- WHAT IS EXPECTED -
Return every record below exactly as written, omitting any pictures.

- MATERIAL FOR THE TASK -
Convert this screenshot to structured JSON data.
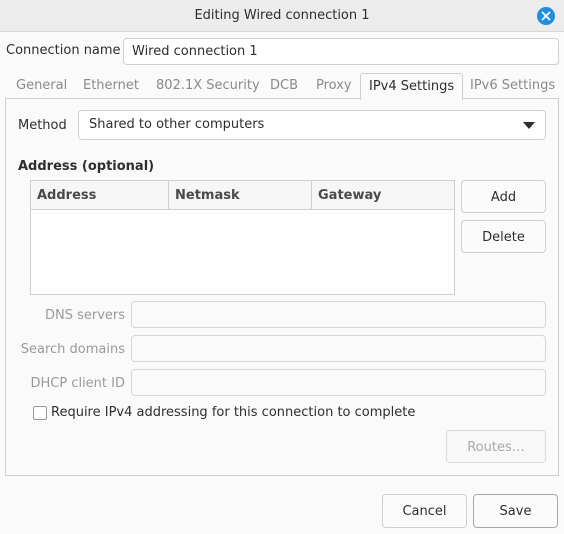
{
  "window": {
    "title": "Editing Wired connection 1"
  },
  "connection": {
    "label": "Connection name",
    "value": "Wired connection 1"
  },
  "tabs": [
    {
      "label": "General",
      "active": false
    },
    {
      "label": "Ethernet",
      "active": false
    },
    {
      "label": "802.1X Security",
      "active": false
    },
    {
      "label": "DCB",
      "active": false
    },
    {
      "label": "Proxy",
      "active": false
    },
    {
      "label": "IPv4 Settings",
      "active": true
    },
    {
      "label": "IPv6 Settings",
      "active": false
    }
  ],
  "ipv4": {
    "method_label": "Method",
    "method_value": "Shared to other computers",
    "address_title": "Address (optional)",
    "columns": [
      "Address",
      "Netmask",
      "Gateway"
    ],
    "rows": [],
    "add_label": "Add",
    "delete_label": "Delete",
    "dns_label": "DNS servers",
    "dns_value": "",
    "search_label": "Search domains",
    "search_value": "",
    "dhcp_label": "DHCP client ID",
    "dhcp_value": "",
    "require_label": "Require IPv4 addressing for this connection to complete",
    "require_checked": false,
    "routes_label": "Routes…"
  },
  "footer": {
    "cancel_label": "Cancel",
    "save_label": "Save"
  },
  "colors": {
    "accent": "#1f8de0"
  }
}
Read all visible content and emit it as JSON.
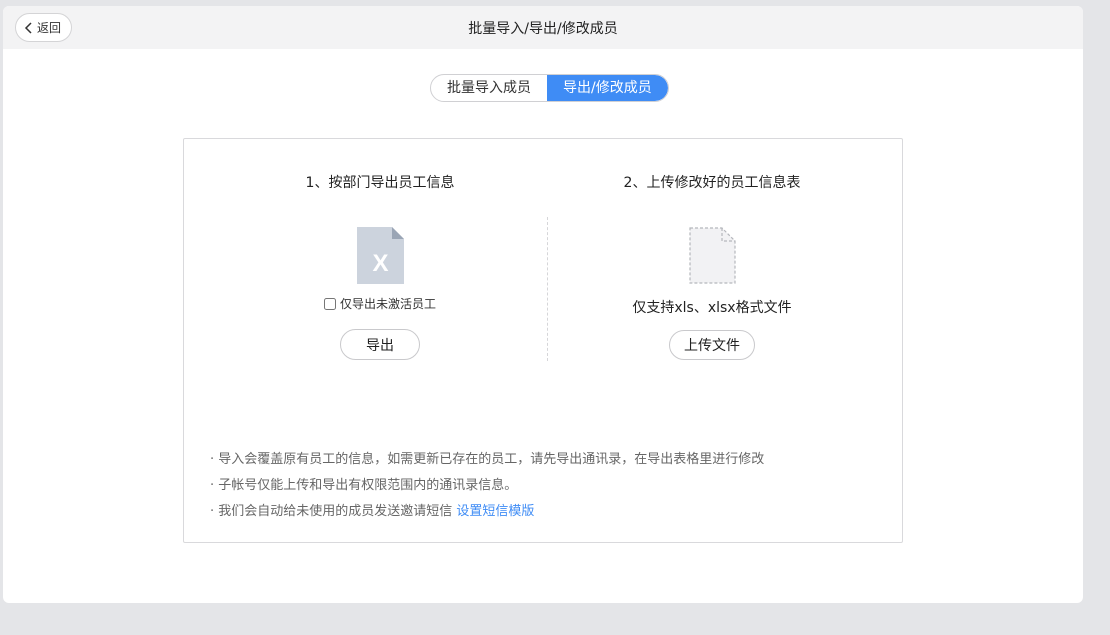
{
  "header": {
    "back_label": "返回",
    "title": "批量导入/导出/修改成员"
  },
  "tabs": [
    {
      "label": "批量导入成员",
      "active": false
    },
    {
      "label": "导出/修改成员",
      "active": true
    }
  ],
  "export_section": {
    "title": "1、按部门导出员工信息",
    "icon": "excel-file-icon",
    "icon_letter": "X",
    "checkbox_label": "仅导出未激活员工",
    "checkbox_checked": false,
    "button_label": "导出"
  },
  "upload_section": {
    "title": "2、上传修改好的员工信息表",
    "icon": "blank-file-icon",
    "support_text": "仅支持xls、xlsx格式文件",
    "button_label": "上传文件"
  },
  "notes": {
    "line1": "· 导入会覆盖原有员工的信息，如需更新已存在的员工，请先导出通讯录，在导出表格里进行修改",
    "line2": "· 子帐号仅能上传和导出有权限范围内的通讯录信息。",
    "line3": "· 我们会自动给未使用的成员发送邀请短信",
    "line3_link": "设置短信模版"
  },
  "colors": {
    "accent": "#3f8cf5",
    "background": "#e4e5e8",
    "titlebar": "#f3f3f4"
  }
}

- OUTPUT OF THE EXERCISE -
Convert this screenshot to structured JSON data.
{
  "window": {
    "title": "Editing Wired connection 1"
  },
  "connection": {
    "label": "Connection name",
    "value": "Wired connection 1"
  },
  "tabs": [
    {
      "label": "General",
      "active": false
    },
    {
      "label": "Ethernet",
      "active": false
    },
    {
      "label": "802.1X Security",
      "active": false
    },
    {
      "label": "DCB",
      "active": false
    },
    {
      "label": "Proxy",
      "active": false
    },
    {
      "label": "IPv4 Settings",
      "active": true
    },
    {
      "label": "IPv6 Settings",
      "active": false
    }
  ],
  "ipv4": {
    "method_label": "Method",
    "method_value": "Shared to other computers",
    "address_title": "Address (optional)",
    "columns": [
      "Address",
      "Netmask",
      "Gateway"
    ],
    "rows": [],
    "add_label": "Add",
    "delete_label": "Delete",
    "dns_label": "DNS servers",
    "dns_value": "",
    "search_label": "Search domains",
    "search_value": "",
    "dhcp_label": "DHCP client ID",
    "dhcp_value": "",
    "require_label": "Require IPv4 addressing for this connection to complete",
    "require_checked": false,
    "routes_label": "Routes…"
  },
  "footer": {
    "cancel_label": "Cancel",
    "save_label": "Save"
  },
  "colors": {
    "accent": "#1f8de0"
  }
}
Read all visible content and emit it as JSON.
{
  "header": {
    "back_label": "返回",
    "title": "批量导入/导出/修改成员"
  },
  "tabs": [
    {
      "label": "批量导入成员",
      "active": false
    },
    {
      "label": "导出/修改成员",
      "active": true
    }
  ],
  "export_section": {
    "title": "1、按部门导出员工信息",
    "icon": "excel-file-icon",
    "icon_letter": "X",
    "checkbox_label": "仅导出未激活员工",
    "checkbox_checked": false,
    "button_label": "导出"
  },
  "upload_section": {
    "title": "2、上传修改好的员工信息表",
    "icon": "blank-file-icon",
    "support_text": "仅支持xls、xlsx格式文件",
    "button_label": "上传文件"
  },
  "notes": {
    "line1": "· 导入会覆盖原有员工的信息，如需更新已存在的员工，请先导出通讯录，在导出表格里进行修改",
    "line2": "· 子帐号仅能上传和导出有权限范围内的通讯录信息。",
    "line3": "· 我们会自动给未使用的成员发送邀请短信",
    "line3_link": "设置短信模版"
  },
  "colors": {
    "accent": "#3f8cf5",
    "background": "#e4e5e8",
    "titlebar": "#f3f3f4"
  }
}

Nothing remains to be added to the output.